Filter the data for lines with the word "tilhørende", then copy every line so identified.

START MATERIAL

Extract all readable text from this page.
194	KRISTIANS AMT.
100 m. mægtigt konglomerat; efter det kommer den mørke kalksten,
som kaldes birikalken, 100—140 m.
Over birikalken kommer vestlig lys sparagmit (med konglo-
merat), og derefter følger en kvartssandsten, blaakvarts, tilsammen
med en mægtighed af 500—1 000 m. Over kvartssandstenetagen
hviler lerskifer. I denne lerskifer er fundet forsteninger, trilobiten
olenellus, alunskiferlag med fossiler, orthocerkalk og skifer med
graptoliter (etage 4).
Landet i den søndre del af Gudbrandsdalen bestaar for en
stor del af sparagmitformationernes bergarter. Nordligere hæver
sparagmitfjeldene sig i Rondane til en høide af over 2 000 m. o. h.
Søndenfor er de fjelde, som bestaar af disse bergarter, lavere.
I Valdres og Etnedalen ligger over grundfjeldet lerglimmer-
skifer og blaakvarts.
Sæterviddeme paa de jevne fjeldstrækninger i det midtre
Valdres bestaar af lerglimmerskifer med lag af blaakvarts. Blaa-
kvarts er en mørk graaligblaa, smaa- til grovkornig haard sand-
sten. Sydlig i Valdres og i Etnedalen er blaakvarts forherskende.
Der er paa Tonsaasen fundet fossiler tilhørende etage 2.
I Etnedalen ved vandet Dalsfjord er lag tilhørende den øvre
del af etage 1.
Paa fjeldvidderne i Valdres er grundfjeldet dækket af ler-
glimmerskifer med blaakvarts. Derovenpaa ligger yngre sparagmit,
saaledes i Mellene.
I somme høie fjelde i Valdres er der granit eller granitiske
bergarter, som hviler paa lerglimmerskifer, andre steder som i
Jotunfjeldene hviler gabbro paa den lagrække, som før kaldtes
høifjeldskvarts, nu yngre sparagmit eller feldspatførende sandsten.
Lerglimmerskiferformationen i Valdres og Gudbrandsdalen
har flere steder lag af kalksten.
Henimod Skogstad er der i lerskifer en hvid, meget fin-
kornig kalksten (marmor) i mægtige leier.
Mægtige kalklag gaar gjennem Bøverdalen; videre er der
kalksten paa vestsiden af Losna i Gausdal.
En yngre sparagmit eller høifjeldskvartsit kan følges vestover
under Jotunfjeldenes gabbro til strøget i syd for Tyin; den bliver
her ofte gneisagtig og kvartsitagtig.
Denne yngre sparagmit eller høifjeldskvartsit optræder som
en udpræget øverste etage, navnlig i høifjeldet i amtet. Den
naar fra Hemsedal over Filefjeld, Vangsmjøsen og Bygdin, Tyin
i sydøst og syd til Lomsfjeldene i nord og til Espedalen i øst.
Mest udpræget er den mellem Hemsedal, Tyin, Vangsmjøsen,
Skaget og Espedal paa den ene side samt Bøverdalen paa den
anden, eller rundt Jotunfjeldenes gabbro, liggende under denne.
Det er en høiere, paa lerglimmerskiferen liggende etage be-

END MATERIAL

COMPLETE OUTPUT
Der er paa Tonsaasen fundet fossiler tilhørende etage 2.
I Etnedalen ved vandet Dalsfjord er lag tilhørende den øvre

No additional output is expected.